_Data entries_
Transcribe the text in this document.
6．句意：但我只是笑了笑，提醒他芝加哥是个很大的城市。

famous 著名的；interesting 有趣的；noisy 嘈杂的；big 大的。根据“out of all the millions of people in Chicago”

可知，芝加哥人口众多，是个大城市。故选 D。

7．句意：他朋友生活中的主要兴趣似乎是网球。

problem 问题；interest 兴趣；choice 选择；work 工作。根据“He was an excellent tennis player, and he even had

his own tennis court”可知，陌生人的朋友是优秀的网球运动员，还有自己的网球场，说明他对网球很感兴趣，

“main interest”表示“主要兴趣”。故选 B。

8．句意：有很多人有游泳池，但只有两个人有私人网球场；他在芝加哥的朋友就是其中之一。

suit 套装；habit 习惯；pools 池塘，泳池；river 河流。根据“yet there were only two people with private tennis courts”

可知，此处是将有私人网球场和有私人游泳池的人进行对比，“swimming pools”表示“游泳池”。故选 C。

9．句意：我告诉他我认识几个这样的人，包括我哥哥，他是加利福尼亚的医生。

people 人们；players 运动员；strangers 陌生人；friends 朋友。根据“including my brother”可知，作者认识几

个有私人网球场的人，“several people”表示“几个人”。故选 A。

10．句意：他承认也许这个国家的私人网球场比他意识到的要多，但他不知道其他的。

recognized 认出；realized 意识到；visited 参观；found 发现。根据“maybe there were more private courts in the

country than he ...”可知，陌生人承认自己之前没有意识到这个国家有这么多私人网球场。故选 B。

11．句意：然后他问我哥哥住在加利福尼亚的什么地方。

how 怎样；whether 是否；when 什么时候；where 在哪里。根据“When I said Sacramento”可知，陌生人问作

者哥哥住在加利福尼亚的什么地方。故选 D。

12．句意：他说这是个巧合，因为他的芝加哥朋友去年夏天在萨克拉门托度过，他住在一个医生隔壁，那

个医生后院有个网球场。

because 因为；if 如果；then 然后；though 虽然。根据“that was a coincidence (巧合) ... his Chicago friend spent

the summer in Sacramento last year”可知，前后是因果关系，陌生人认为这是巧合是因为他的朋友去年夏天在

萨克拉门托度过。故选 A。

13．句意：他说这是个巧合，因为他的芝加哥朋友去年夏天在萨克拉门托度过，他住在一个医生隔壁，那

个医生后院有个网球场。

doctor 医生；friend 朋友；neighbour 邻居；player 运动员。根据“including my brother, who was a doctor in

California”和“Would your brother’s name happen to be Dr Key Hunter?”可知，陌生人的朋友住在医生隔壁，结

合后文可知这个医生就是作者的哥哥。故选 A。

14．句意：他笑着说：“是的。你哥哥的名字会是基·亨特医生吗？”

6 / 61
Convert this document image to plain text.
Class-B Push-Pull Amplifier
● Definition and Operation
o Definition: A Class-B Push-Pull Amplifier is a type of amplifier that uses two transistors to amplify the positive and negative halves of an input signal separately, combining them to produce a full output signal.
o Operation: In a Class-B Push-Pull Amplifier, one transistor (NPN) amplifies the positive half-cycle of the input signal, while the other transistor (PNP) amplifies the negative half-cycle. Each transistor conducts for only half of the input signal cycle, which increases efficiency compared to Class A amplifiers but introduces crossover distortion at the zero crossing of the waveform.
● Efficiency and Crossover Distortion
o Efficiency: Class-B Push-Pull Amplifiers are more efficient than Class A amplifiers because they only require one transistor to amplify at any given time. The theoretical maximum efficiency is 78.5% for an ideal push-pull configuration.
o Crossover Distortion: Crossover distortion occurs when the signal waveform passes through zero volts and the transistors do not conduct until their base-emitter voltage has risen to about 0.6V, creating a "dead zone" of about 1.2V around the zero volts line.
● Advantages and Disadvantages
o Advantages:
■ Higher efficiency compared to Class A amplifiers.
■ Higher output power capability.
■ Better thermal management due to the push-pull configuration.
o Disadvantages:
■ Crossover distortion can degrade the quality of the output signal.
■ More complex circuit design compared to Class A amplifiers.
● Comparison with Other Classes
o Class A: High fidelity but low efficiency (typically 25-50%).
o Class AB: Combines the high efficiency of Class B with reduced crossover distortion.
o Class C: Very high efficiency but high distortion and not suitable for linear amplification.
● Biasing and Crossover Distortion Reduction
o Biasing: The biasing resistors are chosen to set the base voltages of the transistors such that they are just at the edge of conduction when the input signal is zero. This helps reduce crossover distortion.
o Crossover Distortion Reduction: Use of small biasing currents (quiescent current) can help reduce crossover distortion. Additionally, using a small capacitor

_Goal_
State how many lines of the records above contain the word "brother", and give only that number.

_The result_
3